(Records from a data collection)
━━━━━━
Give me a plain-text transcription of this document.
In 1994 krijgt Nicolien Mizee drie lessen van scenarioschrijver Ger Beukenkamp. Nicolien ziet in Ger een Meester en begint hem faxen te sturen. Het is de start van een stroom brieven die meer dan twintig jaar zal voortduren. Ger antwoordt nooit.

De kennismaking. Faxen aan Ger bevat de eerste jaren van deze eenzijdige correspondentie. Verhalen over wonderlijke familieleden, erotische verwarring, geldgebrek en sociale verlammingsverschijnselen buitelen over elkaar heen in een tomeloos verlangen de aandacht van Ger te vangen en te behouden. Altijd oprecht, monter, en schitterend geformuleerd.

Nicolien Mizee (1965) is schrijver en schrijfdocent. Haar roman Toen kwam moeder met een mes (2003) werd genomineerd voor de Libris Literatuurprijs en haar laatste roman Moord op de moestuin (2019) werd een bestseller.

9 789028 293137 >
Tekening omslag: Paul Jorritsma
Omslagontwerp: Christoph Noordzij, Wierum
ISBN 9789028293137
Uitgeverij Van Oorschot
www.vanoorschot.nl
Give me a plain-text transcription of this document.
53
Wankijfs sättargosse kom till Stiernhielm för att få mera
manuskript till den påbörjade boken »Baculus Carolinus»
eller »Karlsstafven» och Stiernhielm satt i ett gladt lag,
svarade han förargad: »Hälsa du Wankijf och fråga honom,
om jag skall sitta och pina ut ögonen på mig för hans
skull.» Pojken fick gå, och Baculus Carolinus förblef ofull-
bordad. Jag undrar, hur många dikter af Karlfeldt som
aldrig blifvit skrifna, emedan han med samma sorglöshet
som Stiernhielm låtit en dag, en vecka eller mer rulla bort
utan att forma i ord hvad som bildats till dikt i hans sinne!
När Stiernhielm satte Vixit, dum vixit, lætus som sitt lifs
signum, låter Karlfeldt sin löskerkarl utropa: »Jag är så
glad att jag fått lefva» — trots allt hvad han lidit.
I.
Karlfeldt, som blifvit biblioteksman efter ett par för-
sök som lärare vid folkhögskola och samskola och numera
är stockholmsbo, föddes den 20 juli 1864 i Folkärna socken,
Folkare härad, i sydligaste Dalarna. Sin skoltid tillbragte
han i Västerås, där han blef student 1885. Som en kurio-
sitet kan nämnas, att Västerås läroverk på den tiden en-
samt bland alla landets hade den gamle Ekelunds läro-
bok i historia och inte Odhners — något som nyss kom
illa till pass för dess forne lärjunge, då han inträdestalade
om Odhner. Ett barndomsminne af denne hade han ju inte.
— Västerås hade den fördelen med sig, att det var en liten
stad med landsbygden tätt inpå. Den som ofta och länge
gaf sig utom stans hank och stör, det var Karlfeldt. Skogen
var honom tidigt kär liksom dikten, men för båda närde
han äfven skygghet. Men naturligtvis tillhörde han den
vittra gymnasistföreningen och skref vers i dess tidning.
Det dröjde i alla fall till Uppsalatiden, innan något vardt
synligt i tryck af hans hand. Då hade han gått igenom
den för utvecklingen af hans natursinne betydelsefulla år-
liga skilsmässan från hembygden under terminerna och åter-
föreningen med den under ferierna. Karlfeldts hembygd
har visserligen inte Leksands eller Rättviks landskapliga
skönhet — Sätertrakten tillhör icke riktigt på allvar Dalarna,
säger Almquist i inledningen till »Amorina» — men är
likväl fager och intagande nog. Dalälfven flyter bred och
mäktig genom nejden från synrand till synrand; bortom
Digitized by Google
━━━━━━
> [EXERCISE DESCRIPTION]:
Find "Carolinus" in the data above. Report each line where it appears.

> [EXERCISE ANSWER]:
manuskript till den påbörjade boken »Baculus Carolinus»
skull.» Pojken fick gå, och Baculus Carolinus förblef ofull-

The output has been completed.